_Record set:_

--- --- ---

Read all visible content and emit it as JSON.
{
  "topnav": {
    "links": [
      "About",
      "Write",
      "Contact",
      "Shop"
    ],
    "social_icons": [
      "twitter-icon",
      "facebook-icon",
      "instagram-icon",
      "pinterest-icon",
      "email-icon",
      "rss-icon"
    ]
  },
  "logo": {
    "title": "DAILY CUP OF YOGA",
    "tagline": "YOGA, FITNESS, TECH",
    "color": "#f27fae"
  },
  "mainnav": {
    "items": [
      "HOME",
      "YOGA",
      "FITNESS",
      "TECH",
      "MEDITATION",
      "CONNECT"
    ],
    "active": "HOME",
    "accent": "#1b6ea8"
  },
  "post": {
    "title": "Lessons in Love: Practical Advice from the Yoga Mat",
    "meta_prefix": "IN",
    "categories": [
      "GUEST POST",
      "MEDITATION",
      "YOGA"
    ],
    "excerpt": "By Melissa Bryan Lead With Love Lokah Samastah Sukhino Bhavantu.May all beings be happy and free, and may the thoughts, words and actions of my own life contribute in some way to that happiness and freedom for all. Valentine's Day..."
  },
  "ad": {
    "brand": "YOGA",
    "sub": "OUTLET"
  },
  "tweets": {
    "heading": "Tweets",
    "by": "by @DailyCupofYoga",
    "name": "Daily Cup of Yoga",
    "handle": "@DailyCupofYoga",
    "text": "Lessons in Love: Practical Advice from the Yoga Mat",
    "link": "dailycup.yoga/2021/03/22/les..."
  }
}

--- --- ---

_Challenge:_ Print the records above exactly as they appear.

_Answer to this exercise:_
Read all visible content and emit it as JSON.
{
  "topnav": {
    "links": [
      "About",
      "Write",
      "Contact",
      "Shop"
    ],
    "social_icons": [
      "twitter-icon",
      "facebook-icon",
      "instagram-icon",
      "pinterest-icon",
      "email-icon",
      "rss-icon"
    ]
  },
  "logo": {
    "title": "DAILY CUP OF YOGA",
    "tagline": "YOGA, FITNESS, TECH",
    "color": "#f27fae"
  },
  "mainnav": {
    "items": [
      "HOME",
      "YOGA",
      "FITNESS",
      "TECH",
      "MEDITATION",
      "CONNECT"
    ],
    "active": "HOME",
    "accent": "#1b6ea8"
  },
  "post": {
    "title": "Lessons in Love: Practical Advice from the Yoga Mat",
    "meta_prefix": "IN",
    "categories": [
      "GUEST POST",
      "MEDITATION",
      "YOGA"
    ],
    "excerpt": "By Melissa Bryan Lead With Love Lokah Samastah Sukhino Bhavantu.May all beings be happy and free, and may the thoughts, words and actions of my own life contribute in some way to that happiness and freedom for all. Valentine's Day..."
  },
  "ad": {
    "brand": "YOGA",
    "sub": "OUTLET"
  },
  "tweets": {
    "heading": "Tweets",
    "by": "by @DailyCupofYoga",
    "name": "Daily Cup of Yoga",
    "handle": "@DailyCupofYoga",
    "text": "Lessons in Love: Practical Advice from the Yoga Mat",
    "link": "dailycup.yoga/2021/03/22/les..."
  }
}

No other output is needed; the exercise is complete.